===== Provided records
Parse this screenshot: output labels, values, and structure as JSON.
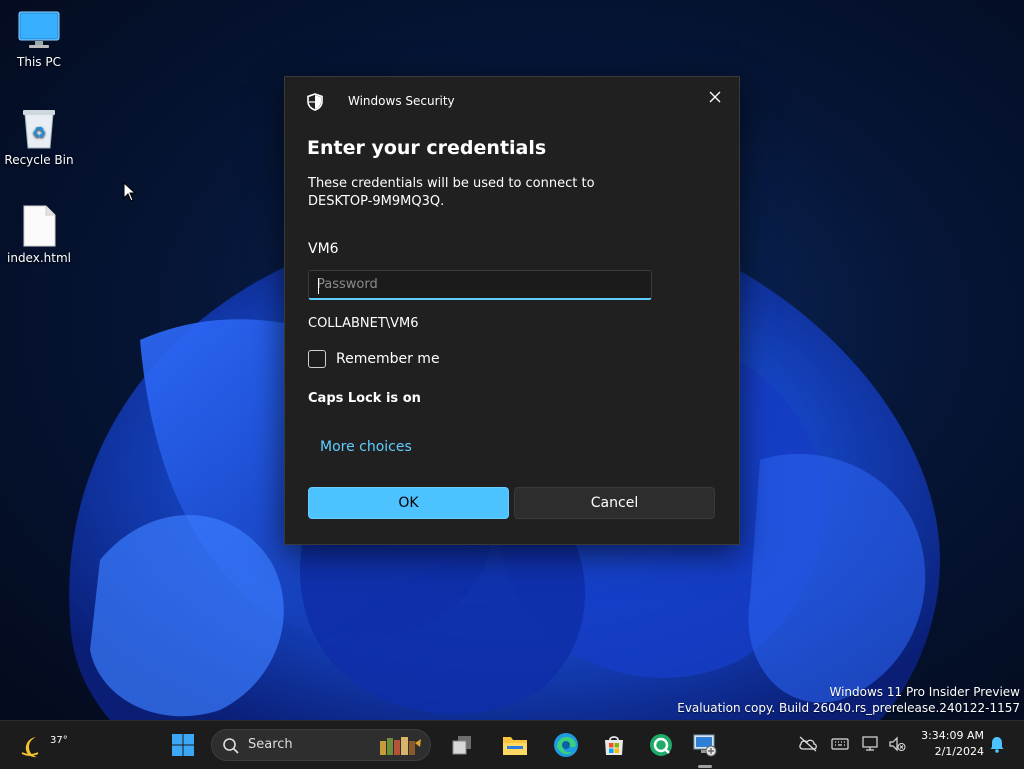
{
  "desktop": {
    "icons": [
      {
        "label": "This PC"
      },
      {
        "label": "Recycle Bin"
      },
      {
        "label": "index.html"
      }
    ],
    "watermark": {
      "line1": "Windows 11 Pro Insider Preview",
      "line2": "Evaluation copy. Build 26040.rs_prerelease.240122-1157"
    }
  },
  "dialog": {
    "app_name": "Windows Security",
    "heading": "Enter your credentials",
    "description_line1": "These credentials will be used to connect to",
    "description_line2": "DESKTOP-9M9MQ3Q.",
    "user_name": "VM6",
    "password_placeholder": "Password",
    "password_value": "",
    "domain_user": "COLLABNET\\VM6",
    "remember_label": "Remember me",
    "remember_checked": false,
    "caps_lock_warning": "Caps Lock is on",
    "more_choices": "More choices",
    "ok_label": "OK",
    "cancel_label": "Cancel",
    "accent_color": "#4cc2ff",
    "link_color": "#60cdff"
  },
  "taskbar": {
    "weather_temp": "37°",
    "search_label": "Search",
    "apps": [
      "start-icon",
      "task-view-icon",
      "file-explorer-icon",
      "edge-icon",
      "store-icon",
      "app-icon",
      "remote-desktop-icon"
    ],
    "clock_time": "3:34:09 AM",
    "clock_date": "2/1/2024"
  }
}
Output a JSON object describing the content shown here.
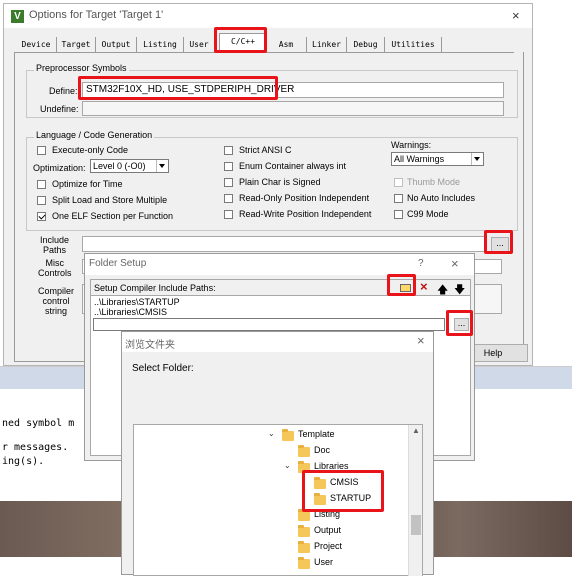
{
  "options_dialog": {
    "title": "Options for Target 'Target 1'",
    "tabs": [
      "Device",
      "Target",
      "Output",
      "Listing",
      "User",
      "C/C++",
      "Asm",
      "Linker",
      "Debug",
      "Utilities"
    ],
    "preprocessor_group": "Preprocessor Symbols",
    "define_label": "Define:",
    "define_value": "STM32F10X_HD, USE_STDPERIPH_DRIVER",
    "undefine_label": "Undefine:",
    "language_group": "Language / Code Generation",
    "execute_only": "Execute-only Code",
    "optimization_label": "Optimization:",
    "optimization_value": "Level 0 (-O0)",
    "optimize_time": "Optimize for Time",
    "split_load": "Split Load and Store Multiple",
    "one_elf": "One ELF Section per Function",
    "strict_ansi": "Strict ANSI C",
    "enum_container": "Enum Container always int",
    "plain_char": "Plain Char is Signed",
    "ro_pos": "Read-Only Position Independent",
    "rw_pos": "Read-Write Position Independent",
    "warnings_label": "Warnings:",
    "warnings_value": "All Warnings",
    "thumb_mode": "Thumb Mode",
    "no_auto_includes": "No Auto Includes",
    "c99_mode": "C99 Mode",
    "include_paths_label": "Include\nPaths",
    "misc_controls_label": "Misc\nControls",
    "compiler_control_label": "Compiler\ncontrol\nstring",
    "browse_label": "...",
    "help_label": "Help"
  },
  "folder_setup": {
    "title": "Folder Setup",
    "help_glyph": "?",
    "close_glyph": "X",
    "heading": "Setup Compiler Include Paths:",
    "paths": [
      "..\\Libraries\\STARTUP",
      "..\\Libraries\\CMSIS"
    ],
    "browse_label": "..."
  },
  "browse_folder": {
    "title": "浏览文件夹",
    "close_glyph": "X",
    "prompt": "Select Folder:",
    "tree": {
      "root": "Template",
      "children": [
        "Doc",
        "Libraries",
        "CMSIS",
        "STARTUP",
        "Listing",
        "Output",
        "Project",
        "User"
      ]
    }
  },
  "background_output": {
    "line1": "ned symbol m",
    "line2": "r messages.",
    "line3": "ing(s)."
  },
  "colors": {
    "highlight": "#e8141a",
    "dialog_bg": "#f0f0f0",
    "folder_yellow": "#f5c75b"
  }
}
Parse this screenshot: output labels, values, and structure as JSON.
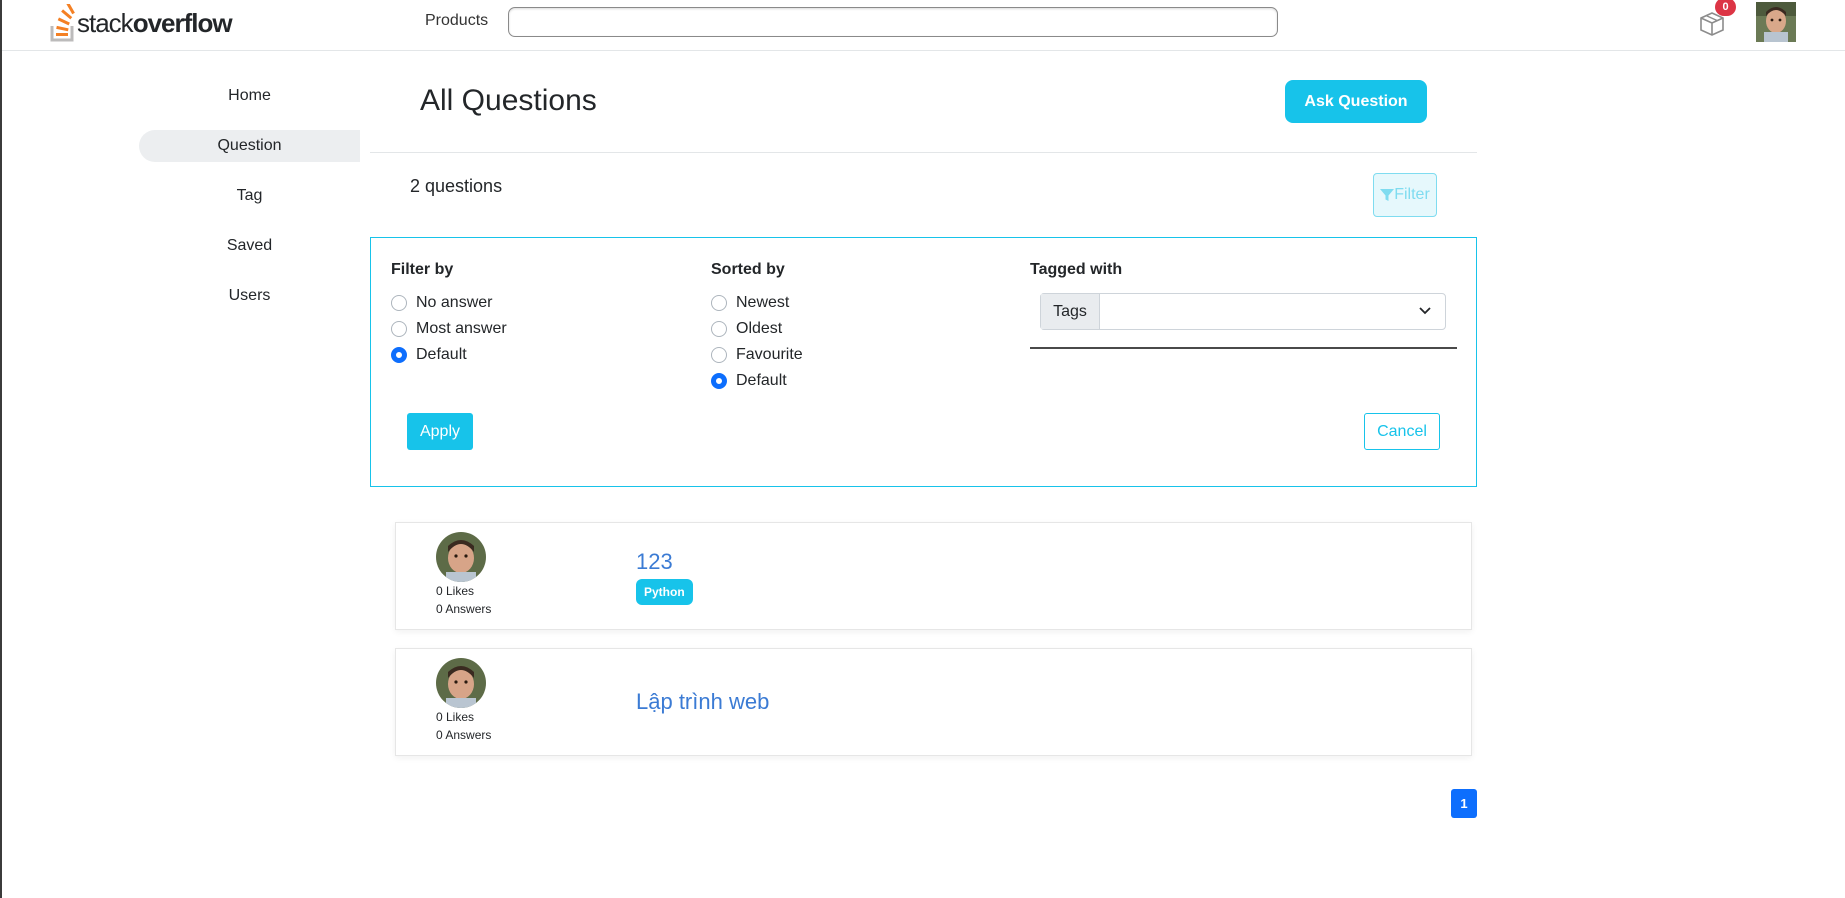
{
  "header": {
    "logo_text_light": "stack",
    "logo_text_bold": "overflow",
    "products_label": "Products",
    "search_placeholder": "",
    "notification_count": "0"
  },
  "sidebar": {
    "items": [
      {
        "label": "Home"
      },
      {
        "label": "Question"
      },
      {
        "label": "Tag"
      },
      {
        "label": "Saved"
      },
      {
        "label": "Users"
      }
    ],
    "active": "Question"
  },
  "main": {
    "title": "All Questions",
    "ask_button": "Ask Question",
    "question_count": "2 questions",
    "filter_button": "Filter"
  },
  "filter_panel": {
    "filter_by": {
      "title": "Filter by",
      "options": [
        "No answer",
        "Most answer",
        "Default"
      ],
      "selected": "Default"
    },
    "sorted_by": {
      "title": "Sorted by",
      "options": [
        "Newest",
        "Oldest",
        "Favourite",
        "Default"
      ],
      "selected": "Default"
    },
    "tagged_with": {
      "title": "Tagged with",
      "tags_label": "Tags",
      "value": ""
    },
    "apply_button": "Apply",
    "cancel_button": "Cancel"
  },
  "questions": [
    {
      "title": "123",
      "likes": "0 Likes",
      "answers": "0 Answers",
      "tag": "Python"
    },
    {
      "title": "Lập trình web",
      "likes": "0 Likes",
      "answers": "0 Answers",
      "tag": ""
    }
  ],
  "pagination": {
    "current": "1"
  },
  "colors": {
    "accent": "#17c3ea",
    "link": "#3b7bd4",
    "primary": "#0d6efd",
    "badge": "#dc3545",
    "logo_orange": "#f48024"
  },
  "icons": {
    "logo": "stackoverflow-logo-icon",
    "inbox": "box-icon",
    "filter": "filter-icon",
    "chevron": "chevron-down-icon"
  }
}
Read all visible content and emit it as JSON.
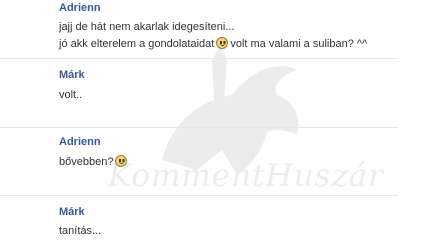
{
  "messages": [
    {
      "author": "Adrienn",
      "lines": [
        {
          "text": "jajj de hát nem akarlak idegesíteni..."
        },
        {
          "before": "jó akk elterelem a gondolataidat",
          "icon": "smiley-icon",
          "after": "volt ma valami a suliban? ^^"
        }
      ]
    },
    {
      "author": "Márk",
      "lines": [
        {
          "text": "volt.."
        }
      ]
    },
    {
      "author": "Adrienn",
      "lines": [
        {
          "before": "bővebben?",
          "icon": "smiley-icon",
          "after": ""
        }
      ]
    },
    {
      "author": "Márk",
      "lines": [
        {
          "text": "tanítás..."
        }
      ]
    }
  ],
  "watermark": {
    "text": "KommentHuszár",
    "icon": "hussar-rider-icon"
  },
  "colors": {
    "author": "#3b5998",
    "text": "#333333",
    "divider": "#e6e6e6"
  }
}
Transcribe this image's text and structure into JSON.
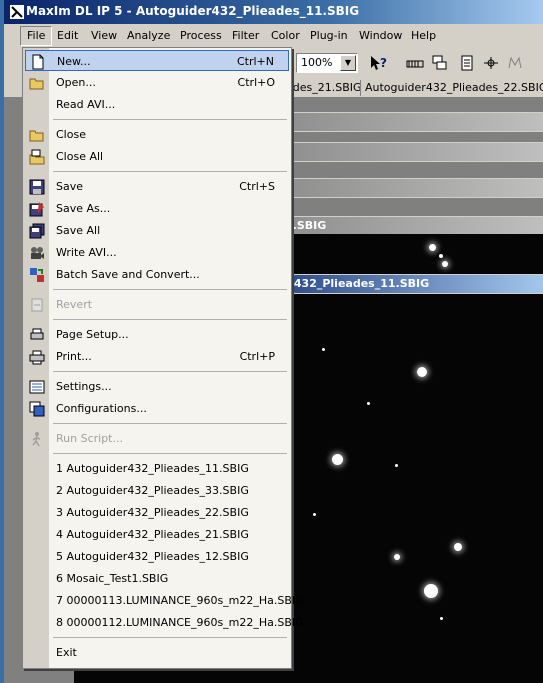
{
  "app": {
    "title": "MaxIm DL IP 5 - Autoguider432_Plieades_11.SBIG"
  },
  "menubar": {
    "items": [
      "File",
      "Edit",
      "View",
      "Analyze",
      "Process",
      "Filter",
      "Color",
      "Plug-in",
      "Window",
      "Help"
    ]
  },
  "toolbar": {
    "zoom": "100%"
  },
  "tabs": {
    "items": [
      "ades_21.SBIG",
      "Autoguider432_Plieades_22.SBIG"
    ]
  },
  "windows": {
    "w3_title": "3.SBIG",
    "active_title": "er432_Plieades_11.SBIG"
  },
  "file_menu": {
    "new": {
      "label": "New...",
      "shortcut": "Ctrl+N"
    },
    "open": {
      "label": "Open...",
      "shortcut": "Ctrl+O"
    },
    "read_avi": {
      "label": "Read AVI..."
    },
    "close": {
      "label": "Close"
    },
    "close_all": {
      "label": "Close All"
    },
    "save": {
      "label": "Save",
      "shortcut": "Ctrl+S"
    },
    "save_as": {
      "label": "Save As..."
    },
    "save_all": {
      "label": "Save All"
    },
    "write_avi": {
      "label": "Write AVI..."
    },
    "batch_save": {
      "label": "Batch Save and Convert..."
    },
    "revert": {
      "label": "Revert"
    },
    "page_setup": {
      "label": "Page Setup..."
    },
    "print": {
      "label": "Print...",
      "shortcut": "Ctrl+P"
    },
    "settings": {
      "label": "Settings..."
    },
    "configurations": {
      "label": "Configurations..."
    },
    "run_script": {
      "label": "Run Script..."
    },
    "recent": [
      "1 Autoguider432_Plieades_11.SBIG",
      "2 Autoguider432_Plieades_33.SBIG",
      "3 Autoguider432_Plieades_22.SBIG",
      "4 Autoguider432_Plieades_21.SBIG",
      "5 Autoguider432_Plieades_12.SBIG",
      "6 Mosaic_Test1.SBIG",
      "7 00000113.LUMINANCE_960s_m22_Ha.SBIG",
      "8 00000112.LUMINANCE_960s_m22_Ha.SBIG"
    ],
    "exit": {
      "label": "Exit"
    }
  }
}
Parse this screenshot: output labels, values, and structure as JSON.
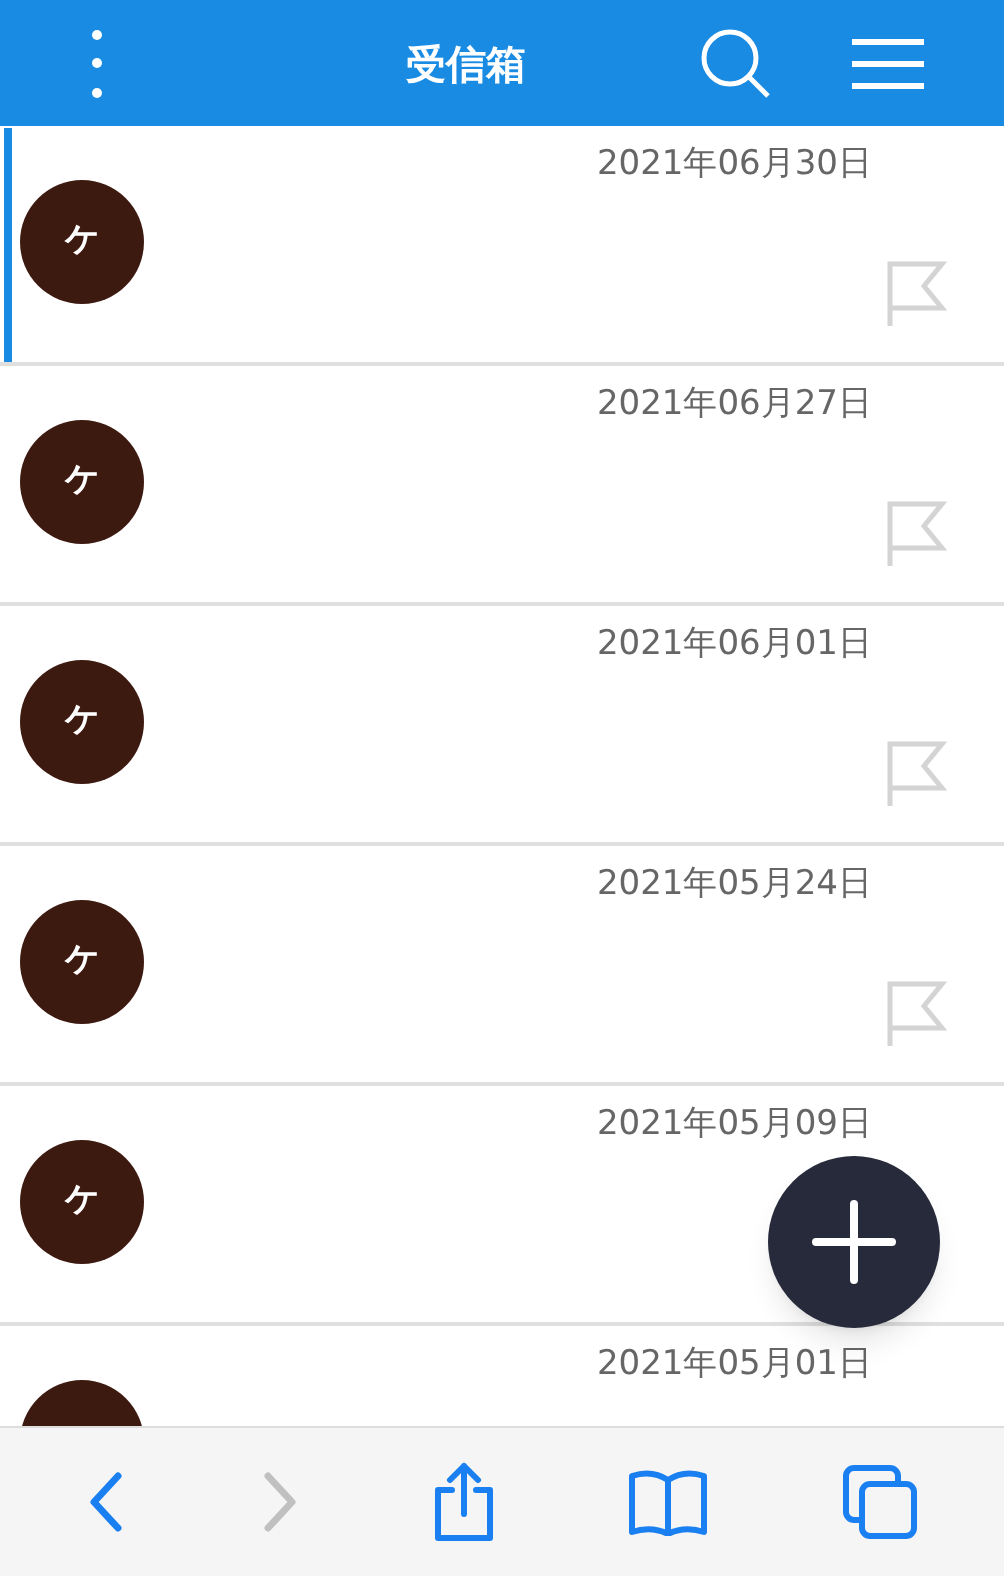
{
  "header": {
    "title": "受信箱"
  },
  "messages": [
    {
      "avatar": "ケ",
      "date": "2021年06月30日",
      "selected": true,
      "flag": true
    },
    {
      "avatar": "ケ",
      "date": "2021年06月27日",
      "selected": false,
      "flag": true
    },
    {
      "avatar": "ケ",
      "date": "2021年06月01日",
      "selected": false,
      "flag": true
    },
    {
      "avatar": "ケ",
      "date": "2021年05月24日",
      "selected": false,
      "flag": true
    },
    {
      "avatar": "ケ",
      "date": "2021年05月09日",
      "selected": false,
      "flag": false
    },
    {
      "date": "2021年05月01日",
      "selected": false,
      "flag": false
    }
  ],
  "browser_toolbar": {
    "back": {
      "disabled": false
    },
    "forward": {
      "disabled": true
    }
  }
}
==========
• What you have to do
Check each line above for the string "Ctrl" and show the ones that have it.

• Complete response
      "shortcut": "Ctrl+N"
      "shortcut": "Ctrl+O"
      "shortcut": "Ctrl+S"
      "shortcut": "Ctrl+P"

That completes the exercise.